Description of the task: From the entries that follow, pick out all lines holding "Windows".

Supplied material:
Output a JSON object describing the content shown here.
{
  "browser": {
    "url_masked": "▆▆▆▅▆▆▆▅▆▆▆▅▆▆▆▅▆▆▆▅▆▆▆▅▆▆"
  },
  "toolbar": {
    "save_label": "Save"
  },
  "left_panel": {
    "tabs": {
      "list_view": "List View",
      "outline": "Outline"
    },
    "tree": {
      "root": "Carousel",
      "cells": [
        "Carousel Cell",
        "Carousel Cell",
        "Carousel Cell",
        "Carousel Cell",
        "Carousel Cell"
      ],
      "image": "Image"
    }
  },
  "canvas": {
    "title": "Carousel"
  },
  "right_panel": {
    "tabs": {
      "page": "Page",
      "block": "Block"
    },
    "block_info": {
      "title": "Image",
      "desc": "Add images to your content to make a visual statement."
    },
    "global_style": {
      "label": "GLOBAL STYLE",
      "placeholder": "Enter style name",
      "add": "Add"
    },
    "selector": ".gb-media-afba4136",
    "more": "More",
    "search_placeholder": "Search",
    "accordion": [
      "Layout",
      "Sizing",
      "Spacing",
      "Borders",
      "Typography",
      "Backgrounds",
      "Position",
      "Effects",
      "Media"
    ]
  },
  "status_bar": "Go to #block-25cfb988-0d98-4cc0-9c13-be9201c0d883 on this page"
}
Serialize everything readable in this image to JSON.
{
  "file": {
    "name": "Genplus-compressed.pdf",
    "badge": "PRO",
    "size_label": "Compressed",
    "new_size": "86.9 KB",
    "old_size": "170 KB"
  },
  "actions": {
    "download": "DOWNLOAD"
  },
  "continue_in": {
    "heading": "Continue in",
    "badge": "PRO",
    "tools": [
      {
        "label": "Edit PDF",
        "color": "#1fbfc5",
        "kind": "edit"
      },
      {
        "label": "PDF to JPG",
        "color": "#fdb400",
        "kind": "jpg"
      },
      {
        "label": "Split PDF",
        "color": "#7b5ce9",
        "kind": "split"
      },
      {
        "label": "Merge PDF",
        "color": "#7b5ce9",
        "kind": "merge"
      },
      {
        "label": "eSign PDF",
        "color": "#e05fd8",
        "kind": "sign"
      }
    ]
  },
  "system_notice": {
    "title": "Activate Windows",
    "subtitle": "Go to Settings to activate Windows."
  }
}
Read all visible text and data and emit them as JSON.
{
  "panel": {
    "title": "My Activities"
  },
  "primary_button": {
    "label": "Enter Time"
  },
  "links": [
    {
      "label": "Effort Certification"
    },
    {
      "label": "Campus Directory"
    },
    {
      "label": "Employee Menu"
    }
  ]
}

Result for this task:
    "title": "Activate Windows",
    "subtitle": "Go to Settings to activate Windows."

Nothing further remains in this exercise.